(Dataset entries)
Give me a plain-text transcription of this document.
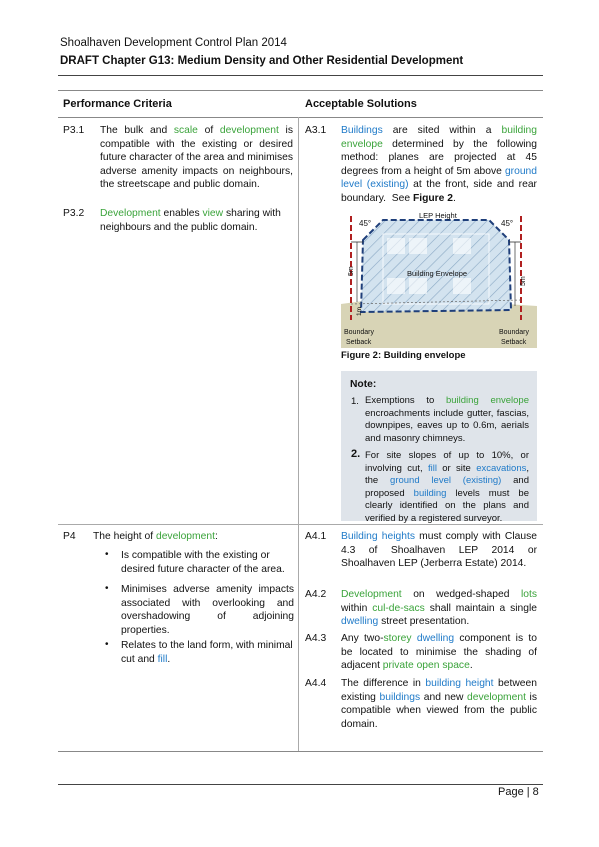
Shoalhaven Development Control Plan 2014
DRAFT Chapter G13: Medium Density and Other Residential Development
Performance Criteria	Acceptable Solutions
P3.1 The bulk and scale of development is compatible with the existing or desired future character of the area and minimises adverse amenity impacts on neighbours, the streetscape and public domain.
P3.2 Development enables view sharing with neighbours and the public domain.
A3.1 Buildings are sited within a building envelope determined by the following method: planes are projected at 45 degrees from a height of 5m above ground level (existing) at the front, side and rear boundary.  See Figure 2.
45°	45°
LEP Height
Building Envelope
5m
5m
1m
Boundary
Setback
Boundary
Setback
Figure 2: Building envelope
Note:
1. Exemptions to building envelope encroachments include gutter, fascias, downpipes, eaves up to 0.6m, aerials and masonry chimneys.
2. For site slopes of up to 10%, or involving cut, fill or site excavations, the ground level (existing) and proposed building levels must be clearly identified on the plans and verified by a registered surveyor.
P4 The height of development:
• Is compatible with the existing or desired future character of the area.
• Minimises adverse amenity impacts associated with overlooking and overshadowing of adjoining properties.
• Relates to the land form, with minimal cut and fill.
A4.1 Building heights must comply with Clause 4.3 of Shoalhaven LEP 2014 or Shoalhaven LEP (Jerberra Estate) 2014.
A4.2 Development on wedged-shaped lots within cul-de-sacs shall maintain a single dwelling street presentation.
A4.3 Any two-storey dwelling component is to be located to minimise the shading of adjacent private open space.
A4.4 The difference in building height between existing buildings and new development is compatible when viewed from the public domain.
Page | 8
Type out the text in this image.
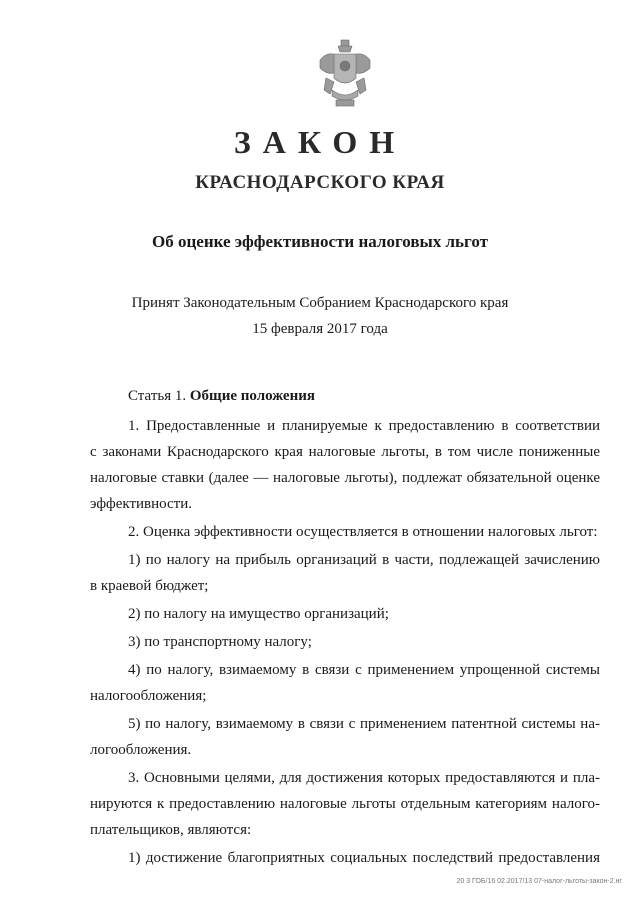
ЗАКОН
КРАСНОДАРСКОГО КРАЯ
Об оценке эффективности налоговых льгот
Принят Законодательным Собранием Краснодарского края
15 февраля 2017 года
Статья 1. Общие положения
1. Предоставленные и планируемые к предоставлению в соответствии
с законами Краснодарского края налоговые льготы, в том числе пониженные
налоговые ставки (далее — налоговые льготы), подлежат обязательной оценке
эффективности.
2. Оценка эффективности осуществляется в отношении налоговых льгот:
1) по налогу на прибыль организаций в части, подлежащей зачислению
в краевой бюджет;
2) по налогу на имущество организаций;
3) по транспортному налогу;
4) по налогу, взимаемому в связи с применением упрощенной системы
налогообложения;
5) по налогу, взимаемому в связи с применением патентной системы на-
логообложения.
3. Основными целями, для достижения которых предоставляются и пла-
нируются к предоставлению налоговые льготы отдельным категориям налого-
плательщиков, являются:
1) достижение благоприятных социальных последствий предоставления
20 3 ГОБ/16 02.2017/13 07-налог-льготы-закон-2.нг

◆ **Job**
Scan the listing above and identify each line holding the string "from"; copy every such line.

◆ **Result for this exercise**
A3.1 Buildings are sited within a building envelope determined by the following method: planes are projected at 45 degrees from a height of 5m above ground level (existing) at the front, side and rear boundary.  See Figure 2.
A4.4 The difference in building height between existing buildings and new development is compatible when viewed from the public domain.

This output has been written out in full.